## Provided entries
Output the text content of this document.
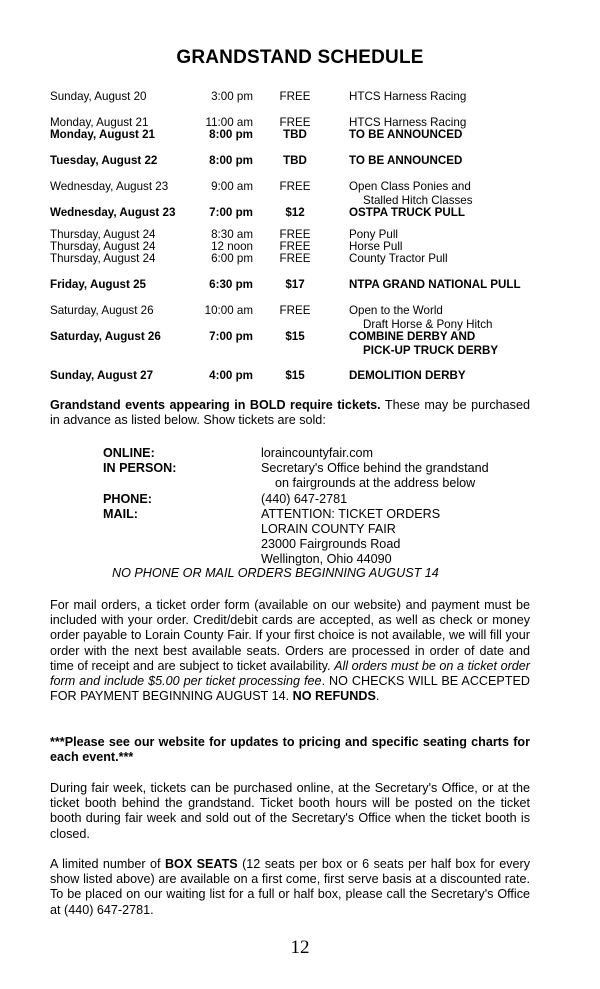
GRANDSTAND SCHEDULE
Sunday, August 20	3:00 pm	FREE	HTCS Harness Racing
Monday, August 21	11:00 am	FREE	HTCS Harness Racing
Monday, August 21	8:00 pm	TBD	TO BE ANNOUNCED
Tuesday, August 22	8:00 pm	TBD	TO BE ANNOUNCED
Wednesday, August 23	9:00 am	FREE	Open Class Ponies and
Stalled Hitch Classes
Wednesday, August 23	7:00 pm	$12	OSTPA TRUCK PULL
Thursday, August 24	8:30 am	FREE	Pony Pull
Thursday, August 24	12 noon	FREE	Horse Pull
Thursday, August 24	6:00 pm	FREE	County Tractor Pull
Friday, August 25	6:30 pm	$17	NTPA GRAND NATIONAL PULL
Saturday, August 26	10:00 am	FREE	Open to the World
Draft Horse & Pony Hitch
Saturday, August 26	7:00 pm	$15	COMBINE DERBY AND
PICK-UP TRUCK DERBY
Sunday, August 27	4:00 pm	$15	DEMOLITION DERBY
Grandstand events appearing in BOLD require tickets. These may be purchased in advance as listed below. Show tickets are sold:
ONLINE:	loraincountyfair.com
IN PERSON:	Secretary's Office behind the grandstand
on fairgrounds at the address below
PHONE:	(440) 647-2781
MAIL:	ATTENTION: TICKET ORDERS
LORAIN COUNTY FAIR
23000 Fairgrounds Road
Wellington, Ohio 44090
NO PHONE OR MAIL ORDERS BEGINNING AUGUST 14
For mail orders, a ticket order form (available on our website) and payment must be included with your order. Credit/debit cards are accepted, as well as check or money order payable to Lorain County Fair. If your first choice is not available, we will fill your order with the next best available seats. Orders are processed in order of date and time of receipt and are subject to ticket availability. All orders must be on a ticket order form and include $5.00 per ticket processing fee. NO CHECKS WILL BE ACCEPTED FOR PAYMENT BEGINNING AUGUST 14. NO REFUNDS.
***Please see our website for updates to pricing and specific seating charts for each event.***
During fair week, tickets can be purchased online, at the Secretary's Office, or at the ticket booth behind the grandstand. Ticket booth hours will be posted on the ticket booth during fair week and sold out of the Secretary's Office when the ticket booth is closed.
A limited number of BOX SEATS (12 seats per box or 6 seats per half box for every show listed above) are available on a first come, first serve basis at a discounted rate. To be placed on our waiting list for a full or half box, please call the Secretary's Office at (440) 647-2781.
12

## What you should do
Repeat all the data as it stands, dropping any images it holds.

## Final result
Output the text content of this document.
GRANDSTAND SCHEDULE
Sunday, August 20	3:00 pm	FREE	HTCS Harness Racing
Monday, August 21	11:00 am	FREE	HTCS Harness Racing
Monday, August 21	8:00 pm	TBD	TO BE ANNOUNCED
Tuesday, August 22	8:00 pm	TBD	TO BE ANNOUNCED
Wednesday, August 23	9:00 am	FREE	Open Class Ponies and
Stalled Hitch Classes
Wednesday, August 23	7:00 pm	$12	OSTPA TRUCK PULL
Thursday, August 24	8:30 am	FREE	Pony Pull
Thursday, August 24	12 noon	FREE	Horse Pull
Thursday, August 24	6:00 pm	FREE	County Tractor Pull
Friday, August 25	6:30 pm	$17	NTPA GRAND NATIONAL PULL
Saturday, August 26	10:00 am	FREE	Open to the World
Draft Horse & Pony Hitch
Saturday, August 26	7:00 pm	$15	COMBINE DERBY AND
PICK-UP TRUCK DERBY
Sunday, August 27	4:00 pm	$15	DEMOLITION DERBY
Grandstand events appearing in BOLD require tickets. These may be purchased in advance as listed below. Show tickets are sold:
ONLINE:	loraincountyfair.com
IN PERSON:	Secretary's Office behind the grandstand
on fairgrounds at the address below
PHONE:	(440) 647-2781
MAIL:	ATTENTION: TICKET ORDERS
LORAIN COUNTY FAIR
23000 Fairgrounds Road
Wellington, Ohio 44090
NO PHONE OR MAIL ORDERS BEGINNING AUGUST 14
For mail orders, a ticket order form (available on our website) and payment must be included with your order. Credit/debit cards are accepted, as well as check or money order payable to Lorain County Fair. If your first choice is not available, we will fill your order with the next best available seats. Orders are processed in order of date and time of receipt and are subject to ticket availability. All orders must be on a ticket order form and include $5.00 per ticket processing fee. NO CHECKS WILL BE ACCEPTED FOR PAYMENT BEGINNING AUGUST 14. NO REFUNDS.
***Please see our website for updates to pricing and specific seating charts for each event.***
During fair week, tickets can be purchased online, at the Secretary's Office, or at the ticket booth behind the grandstand. Ticket booth hours will be posted on the ticket booth during fair week and sold out of the Secretary's Office when the ticket booth is closed.
A limited number of BOX SEATS (12 seats per box or 6 seats per half box for every show listed above) are available on a first come, first serve basis at a discounted rate. To be placed on our waiting list for a full or half box, please call the Secretary's Office at (440) 647-2781.
12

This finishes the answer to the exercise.